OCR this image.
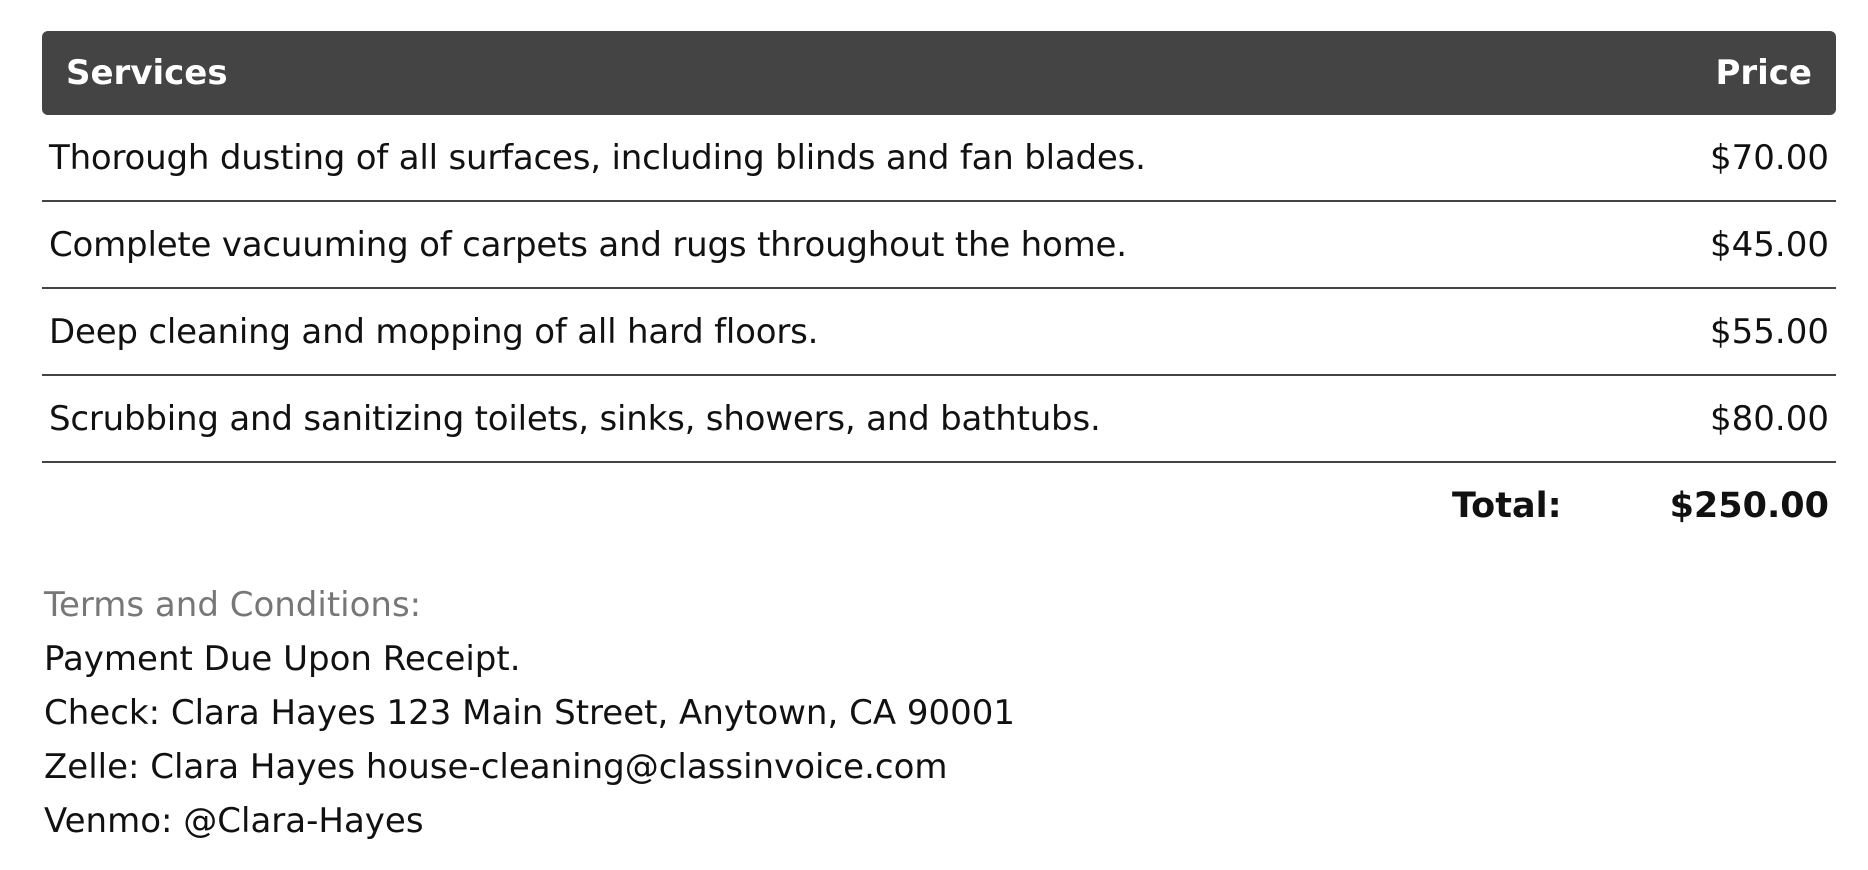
Services	Price
Thorough dusting of all surfaces, including blinds and fan blades.	$70.00
Complete vacuuming of carpets and rugs throughout the home.	$45.00
Deep cleaning and mopping of all hard floors.	$55.00
Scrubbing and sanitizing toilets, sinks, showers, and bathtubs.	$80.00
Total:	$250.00
Terms and Conditions:
Payment Due Upon Receipt.
Check: Clara Hayes 123 Main Street, Anytown, CA 90001
Zelle: Clara Hayes house-cleaning@classinvoice.com
Venmo: @Clara-Hayes
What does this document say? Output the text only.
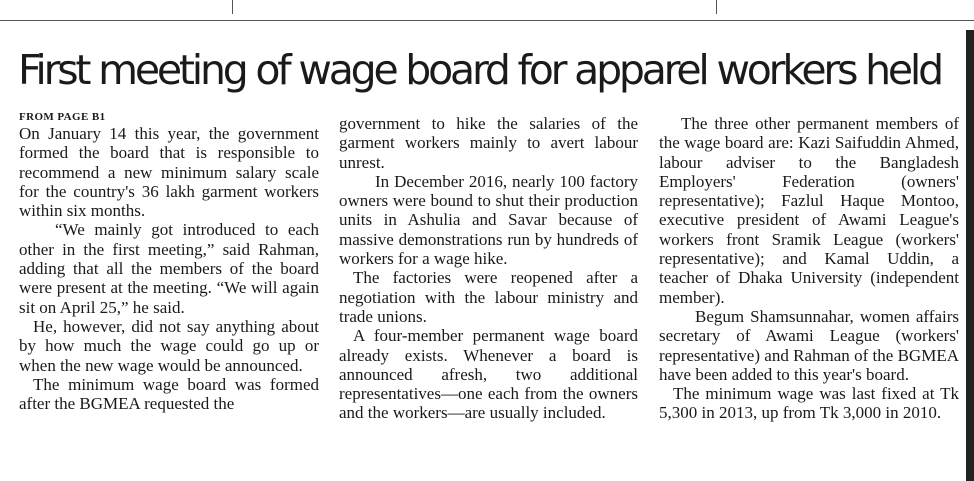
First meeting of wage board for apparel workers held
FROM PAGE B1

On January 14 this year, the government formed the board that is responsible to recommend a new minimum salary scale for the country's 36 lakh garment workers within six months.

“We mainly got introduced to each other in the first meeting,” said Rahman, adding that all the members of the board were present at the meeting. “We will again sit on April 25,” he said.

He, however, did not say anything about by how much the wage could go up or when the new wage would be announced.

The minimum wage board was formed after the BGMEA requested the

government to hike the salaries of the garment workers mainly to avert labour unrest.

In December 2016, nearly 100 factory owners were bound to shut their production units in Ashulia and Savar because of massive demonstrations run by hundreds of workers for a wage hike.

The factories were reopened after a negotiation with the labour ministry and trade unions.

A four-member permanent wage board already exists. Whenever a board is announced afresh, two additional representatives—one each from the owners and the workers—are usually included.

The three other permanent members of the wage board are: Kazi Saifuddin Ahmed, labour adviser to the Bangladesh Employers' Federation (owners' representative); Fazlul Haque Montoo, executive president of Awami League's workers front Sramik League (workers' representative); and Kamal Uddin, a teacher of Dhaka University (independent member).

Begum Shamsunnahar, women affairs secretary of Awami League (workers' representative) and Rahman of the BGMEA have been added to this year's board.

The minimum wage was last fixed at Tk 5,300 in 2013, up from Tk 3,000 in 2010.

▶ What the exercise asks: Say how many lines have the string "League" in them, offering no words beyond the number.

▶ Output for this task: 2